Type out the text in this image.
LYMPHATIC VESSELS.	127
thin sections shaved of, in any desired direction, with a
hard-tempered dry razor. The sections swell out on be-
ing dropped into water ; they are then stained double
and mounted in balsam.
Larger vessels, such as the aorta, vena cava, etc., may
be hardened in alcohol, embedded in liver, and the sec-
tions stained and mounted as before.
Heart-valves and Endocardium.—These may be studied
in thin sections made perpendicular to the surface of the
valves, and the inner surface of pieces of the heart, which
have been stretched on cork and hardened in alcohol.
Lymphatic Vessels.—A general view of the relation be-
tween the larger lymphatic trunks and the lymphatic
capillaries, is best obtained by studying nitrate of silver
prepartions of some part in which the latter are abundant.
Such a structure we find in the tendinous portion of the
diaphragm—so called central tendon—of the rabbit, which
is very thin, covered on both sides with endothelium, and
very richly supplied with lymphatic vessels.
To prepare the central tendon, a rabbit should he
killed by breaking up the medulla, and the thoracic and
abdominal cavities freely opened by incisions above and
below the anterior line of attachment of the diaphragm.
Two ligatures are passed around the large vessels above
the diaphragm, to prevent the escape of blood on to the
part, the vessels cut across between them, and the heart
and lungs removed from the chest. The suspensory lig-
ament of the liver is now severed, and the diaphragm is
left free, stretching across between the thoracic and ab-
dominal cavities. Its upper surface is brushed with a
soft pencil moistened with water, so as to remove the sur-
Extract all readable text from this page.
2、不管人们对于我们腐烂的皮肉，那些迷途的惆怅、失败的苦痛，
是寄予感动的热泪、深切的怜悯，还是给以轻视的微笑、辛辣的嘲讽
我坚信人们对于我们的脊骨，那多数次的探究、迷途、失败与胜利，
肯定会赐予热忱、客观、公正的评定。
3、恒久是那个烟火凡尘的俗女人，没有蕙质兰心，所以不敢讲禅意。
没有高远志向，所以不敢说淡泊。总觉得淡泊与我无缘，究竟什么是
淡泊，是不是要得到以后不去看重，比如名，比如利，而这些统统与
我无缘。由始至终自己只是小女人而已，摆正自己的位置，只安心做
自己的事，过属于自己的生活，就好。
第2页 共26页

WRITTEN EXERCISE: Which lines hold the word "from"? Show each one.

IN RESPONSE:
and lungs removed from the chest. The suspensory lig-
Extract all readable text from this page.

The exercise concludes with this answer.